## PROBLEM DETAILS:
Each entry below should be returned exactly as is, with the pictures removed.

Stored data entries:

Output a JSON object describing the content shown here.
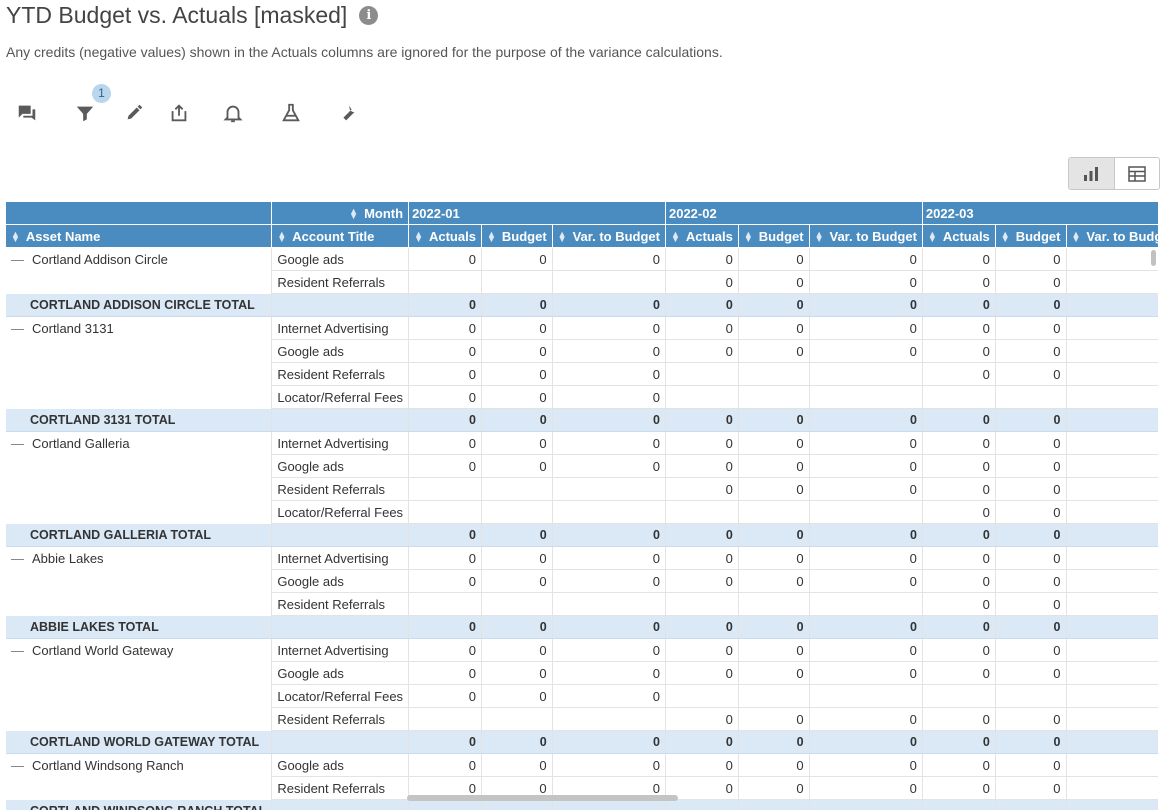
{
  "header": {
    "title": "YTD Budget vs. Actuals [masked]",
    "info_icon": "info-icon",
    "subtitle": "Any credits (negative values) shown in the Actuals columns are ignored for the purpose of the variance calculations."
  },
  "toolbar": {
    "items": [
      {
        "name": "comments-icon"
      },
      {
        "name": "filter-icon"
      },
      {
        "name": "edit-pencil-icon"
      },
      {
        "name": "export-share-icon"
      },
      {
        "name": "alert-bell-icon"
      },
      {
        "name": "lab-flask-icon"
      },
      {
        "name": "settings-wrench-icon"
      }
    ],
    "filter_count": "1"
  },
  "view_toggle": {
    "options": [
      "chart-view-icon",
      "table-view-icon"
    ],
    "active": "chart-view-icon"
  },
  "grid": {
    "pivot_label": "Month",
    "asset_header": "Asset Name",
    "account_header": "Account Title",
    "periods": [
      "2022-01",
      "2022-02",
      "2022-03"
    ],
    "measures": [
      "Actuals",
      "Budget",
      "Var. to Budget"
    ],
    "rows": [
      {
        "asset": "Cortland Addison Circle",
        "account": "Google ads",
        "values": [
          "0",
          "0",
          "0",
          "0",
          "0",
          "0",
          "0",
          "0",
          ""
        ]
      },
      {
        "asset": "",
        "account": "Resident Referrals",
        "values": [
          "",
          "",
          "",
          "0",
          "0",
          "0",
          "0",
          "0",
          ""
        ]
      },
      {
        "total": true,
        "asset": "CORTLAND ADDISON CIRCLE TOTAL",
        "values": [
          "0",
          "0",
          "0",
          "0",
          "0",
          "0",
          "0",
          "0",
          ""
        ]
      },
      {
        "asset": "Cortland 3131",
        "account": "Internet Advertising",
        "values": [
          "0",
          "0",
          "0",
          "0",
          "0",
          "0",
          "0",
          "0",
          ""
        ]
      },
      {
        "asset": "",
        "account": "Google ads",
        "values": [
          "0",
          "0",
          "0",
          "0",
          "0",
          "0",
          "0",
          "0",
          ""
        ]
      },
      {
        "asset": "",
        "account": "Resident Referrals",
        "values": [
          "0",
          "0",
          "0",
          "",
          "",
          "",
          "0",
          "0",
          ""
        ]
      },
      {
        "asset": "",
        "account": "Locator/Referral Fees",
        "values": [
          "0",
          "0",
          "0",
          "",
          "",
          "",
          "",
          "",
          ""
        ]
      },
      {
        "total": true,
        "asset": "CORTLAND 3131 TOTAL",
        "values": [
          "0",
          "0",
          "0",
          "0",
          "0",
          "0",
          "0",
          "0",
          ""
        ]
      },
      {
        "asset": "Cortland Galleria",
        "account": "Internet Advertising",
        "values": [
          "0",
          "0",
          "0",
          "0",
          "0",
          "0",
          "0",
          "0",
          ""
        ]
      },
      {
        "asset": "",
        "account": "Google ads",
        "values": [
          "0",
          "0",
          "0",
          "0",
          "0",
          "0",
          "0",
          "0",
          ""
        ]
      },
      {
        "asset": "",
        "account": "Resident Referrals",
        "values": [
          "",
          "",
          "",
          "0",
          "0",
          "0",
          "0",
          "0",
          ""
        ]
      },
      {
        "asset": "",
        "account": "Locator/Referral Fees",
        "values": [
          "",
          "",
          "",
          "",
          "",
          "",
          "0",
          "0",
          ""
        ]
      },
      {
        "total": true,
        "asset": "CORTLAND GALLERIA TOTAL",
        "values": [
          "0",
          "0",
          "0",
          "0",
          "0",
          "0",
          "0",
          "0",
          ""
        ]
      },
      {
        "asset": "Abbie Lakes",
        "account": "Internet Advertising",
        "values": [
          "0",
          "0",
          "0",
          "0",
          "0",
          "0",
          "0",
          "0",
          ""
        ]
      },
      {
        "asset": "",
        "account": "Google ads",
        "values": [
          "0",
          "0",
          "0",
          "0",
          "0",
          "0",
          "0",
          "0",
          ""
        ]
      },
      {
        "asset": "",
        "account": "Resident Referrals",
        "values": [
          "",
          "",
          "",
          "",
          "",
          "",
          "0",
          "0",
          ""
        ]
      },
      {
        "total": true,
        "asset": "ABBIE LAKES TOTAL",
        "values": [
          "0",
          "0",
          "0",
          "0",
          "0",
          "0",
          "0",
          "0",
          ""
        ]
      },
      {
        "asset": "Cortland World Gateway",
        "account": "Internet Advertising",
        "values": [
          "0",
          "0",
          "0",
          "0",
          "0",
          "0",
          "0",
          "0",
          ""
        ]
      },
      {
        "asset": "",
        "account": "Google ads",
        "values": [
          "0",
          "0",
          "0",
          "0",
          "0",
          "0",
          "0",
          "0",
          ""
        ]
      },
      {
        "asset": "",
        "account": "Locator/Referral Fees",
        "values": [
          "0",
          "0",
          "0",
          "",
          "",
          "",
          "",
          "",
          ""
        ]
      },
      {
        "asset": "",
        "account": "Resident Referrals",
        "values": [
          "",
          "",
          "",
          "0",
          "0",
          "0",
          "0",
          "0",
          ""
        ]
      },
      {
        "total": true,
        "asset": "CORTLAND WORLD GATEWAY TOTAL",
        "values": [
          "0",
          "0",
          "0",
          "0",
          "0",
          "0",
          "0",
          "0",
          ""
        ]
      },
      {
        "asset": "Cortland Windsong Ranch",
        "account": "Google ads",
        "values": [
          "0",
          "0",
          "0",
          "0",
          "0",
          "0",
          "0",
          "0",
          ""
        ]
      },
      {
        "asset": "",
        "account": "Resident Referrals",
        "values": [
          "0",
          "0",
          "0",
          "0",
          "0",
          "0",
          "0",
          "0",
          ""
        ]
      },
      {
        "total": true,
        "asset": "CORTLAND WINDSONG RANCH TOTAL",
        "values": [
          "",
          "",
          "",
          "",
          "",
          "",
          "",
          "",
          ""
        ]
      }
    ]
  },
  "colors": {
    "header_bg": "#4a8cc0",
    "total_row_bg": "#dbe9f7"
  }
}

## RESPONSE FOR THIS EXERCISE:
Output a JSON object describing the content shown here.
{
  "header": {
    "title": "YTD Budget vs. Actuals [masked]",
    "info_icon": "info-icon",
    "subtitle": "Any credits (negative values) shown in the Actuals columns are ignored for the purpose of the variance calculations."
  },
  "toolbar": {
    "items": [
      {
        "name": "comments-icon"
      },
      {
        "name": "filter-icon"
      },
      {
        "name": "edit-pencil-icon"
      },
      {
        "name": "export-share-icon"
      },
      {
        "name": "alert-bell-icon"
      },
      {
        "name": "lab-flask-icon"
      },
      {
        "name": "settings-wrench-icon"
      }
    ],
    "filter_count": "1"
  },
  "view_toggle": {
    "options": [
      "chart-view-icon",
      "table-view-icon"
    ],
    "active": "chart-view-icon"
  },
  "grid": {
    "pivot_label": "Month",
    "asset_header": "Asset Name",
    "account_header": "Account Title",
    "periods": [
      "2022-01",
      "2022-02",
      "2022-03"
    ],
    "measures": [
      "Actuals",
      "Budget",
      "Var. to Budget"
    ],
    "rows": [
      {
        "asset": "Cortland Addison Circle",
        "account": "Google ads",
        "values": [
          "0",
          "0",
          "0",
          "0",
          "0",
          "0",
          "0",
          "0",
          ""
        ]
      },
      {
        "asset": "",
        "account": "Resident Referrals",
        "values": [
          "",
          "",
          "",
          "0",
          "0",
          "0",
          "0",
          "0",
          ""
        ]
      },
      {
        "total": true,
        "asset": "CORTLAND ADDISON CIRCLE TOTAL",
        "values": [
          "0",
          "0",
          "0",
          "0",
          "0",
          "0",
          "0",
          "0",
          ""
        ]
      },
      {
        "asset": "Cortland 3131",
        "account": "Internet Advertising",
        "values": [
          "0",
          "0",
          "0",
          "0",
          "0",
          "0",
          "0",
          "0",
          ""
        ]
      },
      {
        "asset": "",
        "account": "Google ads",
        "values": [
          "0",
          "0",
          "0",
          "0",
          "0",
          "0",
          "0",
          "0",
          ""
        ]
      },
      {
        "asset": "",
        "account": "Resident Referrals",
        "values": [
          "0",
          "0",
          "0",
          "",
          "",
          "",
          "0",
          "0",
          ""
        ]
      },
      {
        "asset": "",
        "account": "Locator/Referral Fees",
        "values": [
          "0",
          "0",
          "0",
          "",
          "",
          "",
          "",
          "",
          ""
        ]
      },
      {
        "total": true,
        "asset": "CORTLAND 3131 TOTAL",
        "values": [
          "0",
          "0",
          "0",
          "0",
          "0",
          "0",
          "0",
          "0",
          ""
        ]
      },
      {
        "asset": "Cortland Galleria",
        "account": "Internet Advertising",
        "values": [
          "0",
          "0",
          "0",
          "0",
          "0",
          "0",
          "0",
          "0",
          ""
        ]
      },
      {
        "asset": "",
        "account": "Google ads",
        "values": [
          "0",
          "0",
          "0",
          "0",
          "0",
          "0",
          "0",
          "0",
          ""
        ]
      },
      {
        "asset": "",
        "account": "Resident Referrals",
        "values": [
          "",
          "",
          "",
          "0",
          "0",
          "0",
          "0",
          "0",
          ""
        ]
      },
      {
        "asset": "",
        "account": "Locator/Referral Fees",
        "values": [
          "",
          "",
          "",
          "",
          "",
          "",
          "0",
          "0",
          ""
        ]
      },
      {
        "total": true,
        "asset": "CORTLAND GALLERIA TOTAL",
        "values": [
          "0",
          "0",
          "0",
          "0",
          "0",
          "0",
          "0",
          "0",
          ""
        ]
      },
      {
        "asset": "Abbie Lakes",
        "account": "Internet Advertising",
        "values": [
          "0",
          "0",
          "0",
          "0",
          "0",
          "0",
          "0",
          "0",
          ""
        ]
      },
      {
        "asset": "",
        "account": "Google ads",
        "values": [
          "0",
          "0",
          "0",
          "0",
          "0",
          "0",
          "0",
          "0",
          ""
        ]
      },
      {
        "asset": "",
        "account": "Resident Referrals",
        "values": [
          "",
          "",
          "",
          "",
          "",
          "",
          "0",
          "0",
          ""
        ]
      },
      {
        "total": true,
        "asset": "ABBIE LAKES TOTAL",
        "values": [
          "0",
          "0",
          "0",
          "0",
          "0",
          "0",
          "0",
          "0",
          ""
        ]
      },
      {
        "asset": "Cortland World Gateway",
        "account": "Internet Advertising",
        "values": [
          "0",
          "0",
          "0",
          "0",
          "0",
          "0",
          "0",
          "0",
          ""
        ]
      },
      {
        "asset": "",
        "account": "Google ads",
        "values": [
          "0",
          "0",
          "0",
          "0",
          "0",
          "0",
          "0",
          "0",
          ""
        ]
      },
      {
        "asset": "",
        "account": "Locator/Referral Fees",
        "values": [
          "0",
          "0",
          "0",
          "",
          "",
          "",
          "",
          "",
          ""
        ]
      },
      {
        "asset": "",
        "account": "Resident Referrals",
        "values": [
          "",
          "",
          "",
          "0",
          "0",
          "0",
          "0",
          "0",
          ""
        ]
      },
      {
        "total": true,
        "asset": "CORTLAND WORLD GATEWAY TOTAL",
        "values": [
          "0",
          "0",
          "0",
          "0",
          "0",
          "0",
          "0",
          "0",
          ""
        ]
      },
      {
        "asset": "Cortland Windsong Ranch",
        "account": "Google ads",
        "values": [
          "0",
          "0",
          "0",
          "0",
          "0",
          "0",
          "0",
          "0",
          ""
        ]
      },
      {
        "asset": "",
        "account": "Resident Referrals",
        "values": [
          "0",
          "0",
          "0",
          "0",
          "0",
          "0",
          "0",
          "0",
          ""
        ]
      },
      {
        "total": true,
        "asset": "CORTLAND WINDSONG RANCH TOTAL",
        "values": [
          "",
          "",
          "",
          "",
          "",
          "",
          "",
          "",
          ""
        ]
      }
    ]
  },
  "colors": {
    "header_bg": "#4a8cc0",
    "total_row_bg": "#dbe9f7"
  }
}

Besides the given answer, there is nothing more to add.